> PROBLEM STATEMENT
Output all lines exactly.

> DATASET
————————
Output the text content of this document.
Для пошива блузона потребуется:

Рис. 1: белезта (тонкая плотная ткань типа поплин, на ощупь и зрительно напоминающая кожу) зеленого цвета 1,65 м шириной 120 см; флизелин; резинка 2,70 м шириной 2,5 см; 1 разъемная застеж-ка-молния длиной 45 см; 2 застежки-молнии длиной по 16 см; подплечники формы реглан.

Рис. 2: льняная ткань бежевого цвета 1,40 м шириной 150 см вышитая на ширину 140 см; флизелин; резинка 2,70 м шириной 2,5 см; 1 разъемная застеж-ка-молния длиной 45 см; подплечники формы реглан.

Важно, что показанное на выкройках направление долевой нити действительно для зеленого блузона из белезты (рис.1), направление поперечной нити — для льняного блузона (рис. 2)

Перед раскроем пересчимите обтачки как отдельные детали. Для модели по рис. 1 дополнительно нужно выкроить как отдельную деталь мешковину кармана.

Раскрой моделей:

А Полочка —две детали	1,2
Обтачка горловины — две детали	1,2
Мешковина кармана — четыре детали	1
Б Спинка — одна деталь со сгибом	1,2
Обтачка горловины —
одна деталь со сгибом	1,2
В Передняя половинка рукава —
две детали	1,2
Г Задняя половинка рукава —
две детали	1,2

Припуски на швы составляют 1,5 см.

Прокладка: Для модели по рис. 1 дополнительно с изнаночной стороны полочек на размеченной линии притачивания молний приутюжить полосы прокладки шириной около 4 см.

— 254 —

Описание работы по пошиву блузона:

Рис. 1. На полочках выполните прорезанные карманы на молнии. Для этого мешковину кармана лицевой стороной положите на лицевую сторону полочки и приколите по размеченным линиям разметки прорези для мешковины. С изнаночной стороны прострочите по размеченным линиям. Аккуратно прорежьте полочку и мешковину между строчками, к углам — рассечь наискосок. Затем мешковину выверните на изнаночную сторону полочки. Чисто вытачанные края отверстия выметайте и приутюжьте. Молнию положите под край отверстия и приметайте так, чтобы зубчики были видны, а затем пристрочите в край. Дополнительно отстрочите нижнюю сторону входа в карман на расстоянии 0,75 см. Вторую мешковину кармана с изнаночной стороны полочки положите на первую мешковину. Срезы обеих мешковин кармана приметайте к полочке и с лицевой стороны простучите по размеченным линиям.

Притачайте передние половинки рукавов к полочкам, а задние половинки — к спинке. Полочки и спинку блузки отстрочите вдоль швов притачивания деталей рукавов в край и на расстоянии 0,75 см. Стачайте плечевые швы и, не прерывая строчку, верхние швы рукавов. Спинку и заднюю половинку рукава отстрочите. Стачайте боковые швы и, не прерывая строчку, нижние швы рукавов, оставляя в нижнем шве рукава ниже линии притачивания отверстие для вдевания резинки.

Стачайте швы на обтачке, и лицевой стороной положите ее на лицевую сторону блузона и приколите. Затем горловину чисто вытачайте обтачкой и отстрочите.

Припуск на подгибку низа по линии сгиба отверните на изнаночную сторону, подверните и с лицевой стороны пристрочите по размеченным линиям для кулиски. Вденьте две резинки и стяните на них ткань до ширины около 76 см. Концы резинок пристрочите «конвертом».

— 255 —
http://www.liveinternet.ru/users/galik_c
————————
> OUTPUT FOR THIS EXERCISE
Output the text content of this document.
Для пошива блузона потребуется:

Рис. 1: белезта (тонкая плотная ткань типа поплин, на ощупь и зрительно напоминающая кожу) зеленого цвета 1,65 м шириной 120 см; флизелин; резинка 2,70 м шириной 2,5 см; 1 разъемная застеж-ка-молния длиной 45 см; 2 застежки-молнии длиной по 16 см; подплечники формы реглан.

Рис. 2: льняная ткань бежевого цвета 1,40 м шириной 150 см вышитая на ширину 140 см; флизелин; резинка 2,70 м шириной 2,5 см; 1 разъемная застеж-ка-молния длиной 45 см; подплечники формы реглан.

Важно, что показанное на выкройках направление долевой нити действительно для зеленого блузона из белезты (рис.1), направление поперечной нити — для льняного блузона (рис. 2)

Перед раскроем пересчимите обтачки как отдельные детали. Для модели по рис. 1 дополнительно нужно выкроить как отдельную деталь мешковину кармана.

Раскрой моделей:

А Полочка —две детали	1,2
Обтачка горловины — две детали	1,2
Мешковина кармана — четыре детали	1
Б Спинка — одна деталь со сгибом	1,2
Обтачка горловины —
одна деталь со сгибом	1,2
В Передняя половинка рукава —
две детали	1,2
Г Задняя половинка рукава —
две детали	1,2

Припуски на швы составляют 1,5 см.

Прокладка: Для модели по рис. 1 дополнительно с изнаночной стороны полочек на размеченной линии притачивания молний приутюжить полосы прокладки шириной около 4 см.

— 254 —

Описание работы по пошиву блузона:

Рис. 1. На полочках выполните прорезанные карманы на молнии. Для этого мешковину кармана лицевой стороной положите на лицевую сторону полочки и приколите по размеченным линиям разметки прорези для мешковины. С изнаночной стороны прострочите по размеченным линиям. Аккуратно прорежьте полочку и мешковину между строчками, к углам — рассечь наискосок. Затем мешковину выверните на изнаночную сторону полочки. Чисто вытачанные края отверстия выметайте и приутюжьте. Молнию положите под край отверстия и приметайте так, чтобы зубчики были видны, а затем пристрочите в край. Дополнительно отстрочите нижнюю сторону входа в карман на расстоянии 0,75 см. Вторую мешковину кармана с изнаночной стороны полочки положите на первую мешковину. Срезы обеих мешковин кармана приметайте к полочке и с лицевой стороны простучите по размеченным линиям.

Притачайте передние половинки рукавов к полочкам, а задние половинки — к спинке. Полочки и спинку блузки отстрочите вдоль швов притачивания деталей рукавов в край и на расстоянии 0,75 см. Стачайте плечевые швы и, не прерывая строчку, верхние швы рукавов. Спинку и заднюю половинку рукава отстрочите. Стачайте боковые швы и, не прерывая строчку, нижние швы рукавов, оставляя в нижнем шве рукава ниже линии притачивания отверстие для вдевания резинки.

Стачайте швы на обтачке, и лицевой стороной положите ее на лицевую сторону блузона и приколите. Затем горловину чисто вытачайте обтачкой и отстрочите.

Припуск на подгибку низа по линии сгиба отверните на изнаночную сторону, подверните и с лицевой стороны пристрочите по размеченным линиям для кулиски. Вденьте две резинки и стяните на них ткань до ширины около 76 см. Концы резинок пристрочите «конвертом».

— 255 —
http://www.liveinternet.ru/users/galik_c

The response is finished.